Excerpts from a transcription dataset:
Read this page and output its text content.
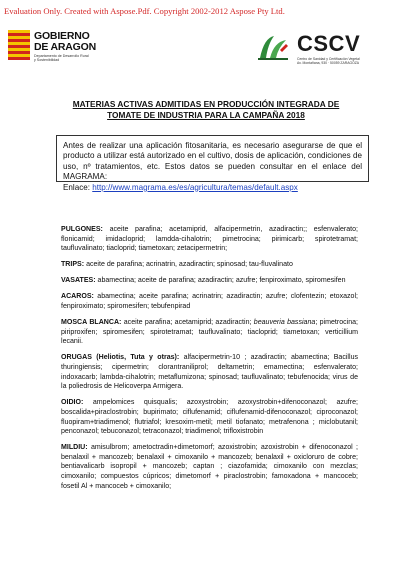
Evaluation Only. Created with Aspose.Pdf. Copyright 2002-2012 Aspose Pty Ltd.
GOBIERNO
DE ARAGON
Departamento de Desarrollo Rural
y Sostenibilidad
CSCV
Centro de Sanidad y Certificación Vegetal
Av. Montañana, 930 · 50059 ZARAGOZA
MATERIAS ACTIVAS ADMITIDAS EN PRODUCCIÓN INTEGRADA DE
TOMATE DE INDUSTRIA PARA LA CAMPAÑA 2018
Antes de realizar una aplicación fitosanitaria, es necesario asegurarse de que el producto a utilizar está autorizado en el cultivo, dosis de aplicación, condiciones de uso, nº tratamientos, etc. Estos datos se pueden consultar en el enlace del MAGRAMA:
Enlace: http://www.magrama.es/es/agricultura/temas/default.aspx

PULGONES: aceite parafina; acetamiprid, alfacipermetrin, azadiractin;; esfenvalerato; flonicamid; imidacloprid; lamdda-cihalotrin; pimetrocina; pirimicarb; spirotetramat; taufluvalinato; tiacloprid; tiametoxan; zetacipermetrin;

TRIPS: aceite de parafina; acrinatrin, azadiractin; spinosad; tau-fluvalinato

VASATES: abamectina; aceite de parafina; azadiractin; azufre; fenpiroximato, spiromesifen

ACAROS: abamectina; aceite parafina; acrinatrin; azadiractin; azufre; clofentezin; etoxazol; fenpiroximato; spiromesifen; tebufenpirad

MOSCA BLANCA: aceite parafina; acetamiprid; azadiractin; beauveria bassiana; pimetrocina; piriproxifen; spiromesifen; spirotetramat; taufluvalinato; tiacloprid; tiametoxan; verticillium lecanii.

ORUGAS (Heliotis, Tuta y otras): alfacipermetrin-10 ; azadiractin; abamectina; Bacillus thuringiensis; cipermetrin; clorantraniliprol; deltametrin; emamectina; esfenvalerato; indoxacarb; lambda-cihalotrin; metaflumizona; spinosad; taufluvalinato; tebufenocida; virus de la poliedrosis de Helicoverpa Armigera.

OIDIO: ampelomices quisqualis; azoxystrobin; azoxystrobin+difenoconazol; azufre; boscalida+piraclostrobin; bupirimato; ciflufenamid; ciflufenamid-difenoconazol; ciproconazol; fluopiram+triadimenol; flutriafol; kresoxim-metil; metil tiofanato; metrafenona ; miclobutanil; penconazol; tebuconazol; tetraconazol; triadimenol; trifloxistrobin

MILDIU: amisulbrom; ametoctradin+dimetomorf; azoxistrobin; azoxistrobin + difenoconazol ; benalaxil + mancozeb; benalaxil + cimoxanilo + mancozeb; benalaxil + oxicloruro de cobre; bentiavalicarb isopropil + mancozeb; captan ; ciazofamida; cimoxanilo con mezclas; cimoxanilo; compuestos cúpricos; dimetomorf + piraclostrobin; famoxadona + mancoceb; fosetil Al + mancoceb + cimoxanilo;
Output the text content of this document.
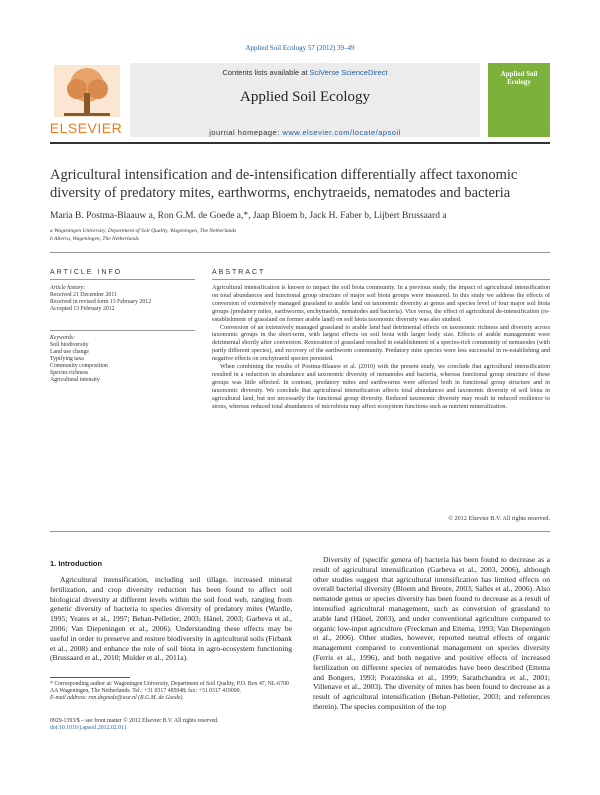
Applied Soil Ecology 57 (2012) 39–49
ELSEVIER
Contents lists available at SciVerse ScienceDirect
Applied Soil Ecology
journal homepage: www.elsevier.com/locate/apsoil
Applied Soil Ecology
Agricultural intensification and de-intensification differentially affect taxonomic diversity of predatory mites, earthworms, enchytraeids, nematodes and bacteria
Maria B. Postma-Blaauw a, Ron G.M. de Goede a,*, Jaap Bloem b, Jack H. Faber b, Lijbert Brussaard a
a Wageningen University, Department of Soil Quality, Wageningen, The Netherlands
b Alterra, Wageningen, The Netherlands
ARTICLE INFO
Article history:
Received 21 December 2011
Received in revised form 13 February 2012
Accepted 13 February 2012
Keywords:
Soil biodiversity
Land use change
Typifying taxa
Community composition
Species richness
Agricultural intensity
ABSTRACT

Agricultural intensification is known to impact the soil biota community. In a previous study, the impact of agricultural intensification on total abundances and functional group structure of major soil biota groups were measured. In this study we address the effects of conversion of extensively managed grassland to arable land on taxonomic diversity at genus and species level of four major soil biota groups (predatory mites, earthworms, enchytraeids, nematodes and bacteria). Vice versa, the effect of agricultural de-intensification (re-establishment of grassland on former arable land) on soil biota taxonomic diversity was also studied.

Conversion of an extensively managed grassland to arable land had detrimental effects on taxonomic richness and diversity across taxonomic groups in the short-term, with largest effects on soil biota with larger body size. Effects of arable management were detrimental shortly after conversion. Restoration of grassland resulted in establishment of a species-rich community of nematodes (with partly different species), and recovery of the earthworm community. Predatory mite species were less successful in re-establishing and negative effects on enchytraeid species persisted.

When combining the results of Postma-Blaauw et al. (2010) with the present study, we conclude that agricultural intensification resulted in a reduction in abundance and taxonomic diversity of nematodes and bacteria, whereas functional group structure of these groups was little affected. In contrast, predatory mites and earthworms were affected both in functional group structure and in taxonomic diversity. We conclude that agricultural intensification affects total abundances and taxonomic diversity of soil biota in agricultural land, but not necessarily the functional group diversity. Reduced taxonomic diversity may result in reduced resilience to stress, whereas reduced total abundances of microbiota may affect ecosystem functions such as nutrient mineralization.

© 2012 Elsevier B.V. All rights reserved.
1. Introduction

Agricultural intensification, including soil tillage, increased mineral fertilization, and crop diversity reduction has been found to affect soil biological diversity at different levels within the soil food web, ranging from genetic diversity of bacteria to species diversity of predatory mites (Wardle, 1995; Yeates et al., 1997; Behan-Pelletier, 2003; Hänel, 2003; Garbeva et al., 2006; Van Diepeningen et al., 2006). Understanding these effects may be useful in order to preserve and restore biodiversity in agricultural soils (Firbank et al., 2008) and enhance the role of soil biota in agro-ecosystem functioning (Brussaard et al., 2010; Mulder et al., 2011a).

Diversity of (specific genera of) bacteria has been found to decrease as a result of agricultural intensification (Garbeva et al., 2003, 2006), although other studies suggest that agricultural intensification has limited effects on overall bacterial diversity (Bloem and Breure, 2003; Salles et al., 2006). Also nematode genus or species diversity has been found to decrease as a result of intensified agricultural management, such as conversion of grassland to arable land (Hänel, 2003), and under conventional agriculture compared to organic low-input agriculture (Freckman and Ettema, 1993; Van Diepeningen et al., 2006). Other studies, however, reported neutral effects of organic management compared to conventional management on species diversity (Ferris et al., 1996), and both negative and positive effects of increased fertilization on different species of nematodes have been described (Ettema and Bongers, 1993; Porazinska et al., 1999; Sarathchandra et al., 2001; Villenave et al., 2003). The diversity of mites has been found to decrease as a result of agricultural intensification (Behan-Pelletier, 2003; and references therein). The species composition of the top

* Corresponding author at: Wageningen University, Department of Soil Quality, P.O. Box 47, NL-6700 AA Wageningen, The Netherlands. Tel.: +31 0317 485048; fax: +31 0317 419000.
E-mail address: ron.degoede@wur.nl (R.G.M. de Goede).
0929-1393/$ – see front matter © 2012 Elsevier B.V. All rights reserved.
doi:10.1016/j.apsoil.2012.02.011
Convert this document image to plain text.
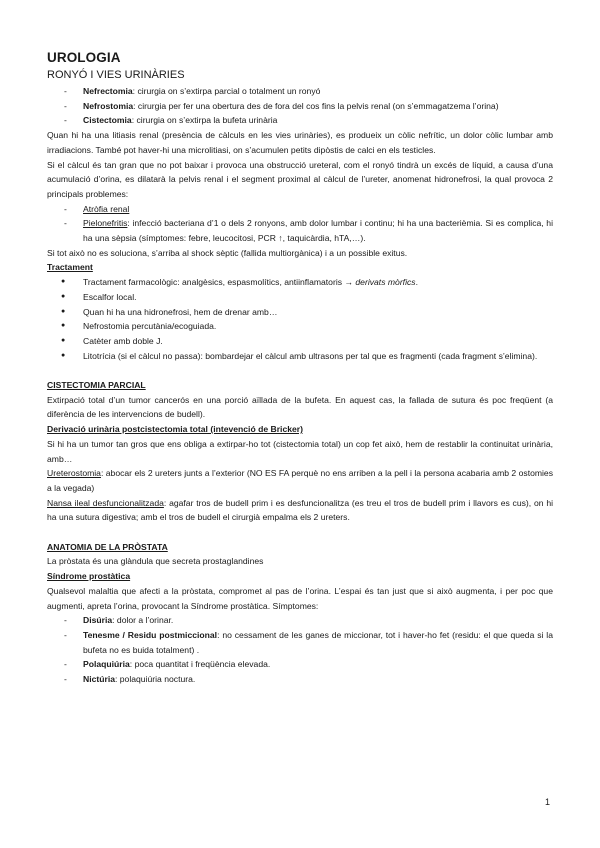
UROLOGIA
RONYÓ I VIES URINÀRIES
- Nefrectomia: cirurgia on s’extirpa parcial o totalment un ronyó
- Nefrostomia: cirurgia per fer una obertura des de fora del cos fins la pelvis renal (on s’emmagatzema l’orina)
- Cistectomia: cirurgia on s’extirpa la bufeta urinària

Quan hi ha una litiasis renal (presència de càlculs en les vies urinàries), es produeix un còlic nefrític, un dolor còlic lumbar amb irradiacions. També pot haver-hi una microlitiasi, on s’acumulen petits dipòstis de calci en els testicles.

Si el càlcul és tan gran que no pot baixar i provoca una obstrucció ureteral, com el ronyó tindrà un excés de líquid, a causa d’una acumulació d’orina, es dilatarà la pelvis renal i el segment proximal al càlcul de l’ureter, anomenat hidronefrosi, la qual provoca 2 principals problemes:

- Atròfia renal
- Pielonefritis: infecció bacteriana d’1 o dels 2 ronyons, amb dolor lumbar i continu; hi ha una bacterièmia. Si es complica, hi ha una sèpsia (símptomes: febre, leucocitosi, PCR ↑, taquicàrdia, hTA,…).

Si tot això no es soluciona, s’arriba al shock sèptic (fallida multiorgànica) i a un possible exitus.

Tractament
● Tractament farmacològic: analgèsics, espasmolítics, antiinflamatoris → derivats mòrfics.
● Escalfor local.
● Quan hi ha una hidronefrosi, hem de drenar amb…
● Nefrostomia percutània/ecoguiada.
● Catèter amb doble J.
● Litotrícia (si el càlcul no passa): bombardejar el càlcul amb ultrasons per tal que es fragmenti (cada fragment s’elimina).
CISTECTOMIA PARCIAL

Extirpació total d’un tumor cancerós en una porció aïllada de la bufeta. En aquest cas, la fallada de sutura és poc freqüent (a diferència de les intervencions de budell).

Derivació urinària postcistectomia total (intevenció de Bricker)

Si hi ha un tumor tan gros que ens obliga a extirpar-ho tot (cistectomia total) un cop fet això, hem de restablir la continuitat urinària, amb…

Ureterostomia: abocar els 2 ureters junts a l’exterior (NO ES FA perquè no ens arriben a la pell i la persona acabaria amb 2 ostomies a la vegada)

Nansa ileal desfuncionalitzada: agafar tros de budell prim i es desfuncionalitza (es treu el tros de budell prim i llavors es cus), on hi ha una sutura digestiva; amb el tros de budell el cirurgià empalma els 2 ureters.

ANATOMIA DE LA PRÒSTATA

La pròstata és una glàndula que secreta prostaglandines

Síndrome prostàtica

Qualsevol malaltia que afecti a la pròstata, compromet al pas de l’orina. L’espai és tan just que si això augmenta, i per poc que augmenti, apreta l’orina, provocant la Síndrome prostàtica. Símptomes:

- Disúria: dolor a l’orinar.
- Tenesme / Residu postmiccional: no cessament de les ganes de miccionar, tot i haver-ho fet (residu: el que queda si la bufeta no es buida totalment) .
- Polaquiúria: poca quantitat i freqüència elevada.
- Nictúria: polaquiúria noctura.
1
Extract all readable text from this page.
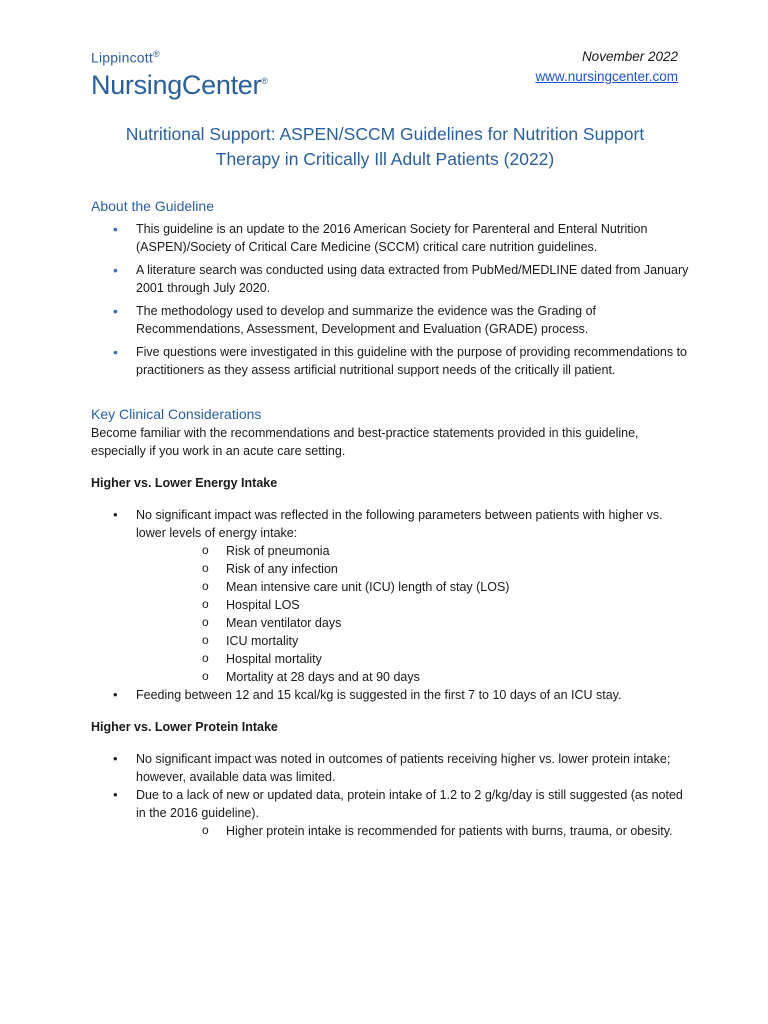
Lippincott®
NursingCenter®
November 2022
www.nursingcenter.com
Nutritional Support: ASPEN/SCCM Guidelines for Nutrition Support
Therapy in Critically Ill Adult Patients (2022)
About the Guideline
• This guideline is an update to the 2016 American Society for Parenteral and Enteral Nutrition (ASPEN)/Society of Critical Care Medicine (SCCM) critical care nutrition guidelines.
• A literature search was conducted using data extracted from PubMed/MEDLINE dated from January 2001 through July 2020.
• The methodology used to develop and summarize the evidence was the Grading of Recommendations, Assessment, Development and Evaluation (GRADE) process.
• Five questions were investigated in this guideline with the purpose of providing recommendations to practitioners as they assess artificial nutritional support needs of the critically ill patient.
Key Clinical Considerations

Become familiar with the recommendations and best-practice statements provided in this guideline, especially if you work in an acute care setting.

Higher vs. Lower Energy Intake
• No significant impact was reflected in the following parameters between patients with higher vs. lower levels of energy intake:
o Risk of pneumonia
o Risk of any infection
o Mean intensive care unit (ICU) length of stay (LOS)
o Hospital LOS
o Mean ventilator days
o ICU mortality
o Hospital mortality
o Mortality at 28 days and at 90 days
• Feeding between 12 and 15 kcal/kg is suggested in the first 7 to 10 days of an ICU stay.
Higher vs. Lower Protein Intake
• No significant impact was noted in outcomes of patients receiving higher vs. lower protein intake; however, available data was limited.
• Due to a lack of new or updated data, protein intake of 1.2 to 2 g/kg/day is still suggested (as noted in the 2016 guideline).
o Higher protein intake is recommended for patients with burns, trauma, or obesity.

* Task prompt: Each line in the data that holds the word "spirotetramat" must be copied.

* Finished task:
PULGONES: aceite parafina; acetamiprid, alfacipermetrin, azadiractin;; esfenvalerato; flonicamid; imidacloprid; lamdda-cihalotrin; pimetrocina; pirimicarb; spirotetramat; taufluvalinato; tiacloprid; tiametoxan; zetacipermetrin;
MOSCA BLANCA: aceite parafina; acetamiprid; azadiractin; beauveria bassiana; pimetrocina; piriproxifen; spiromesifen; spirotetramat; taufluvalinato; tiacloprid; tiametoxan; verticillium lecanii.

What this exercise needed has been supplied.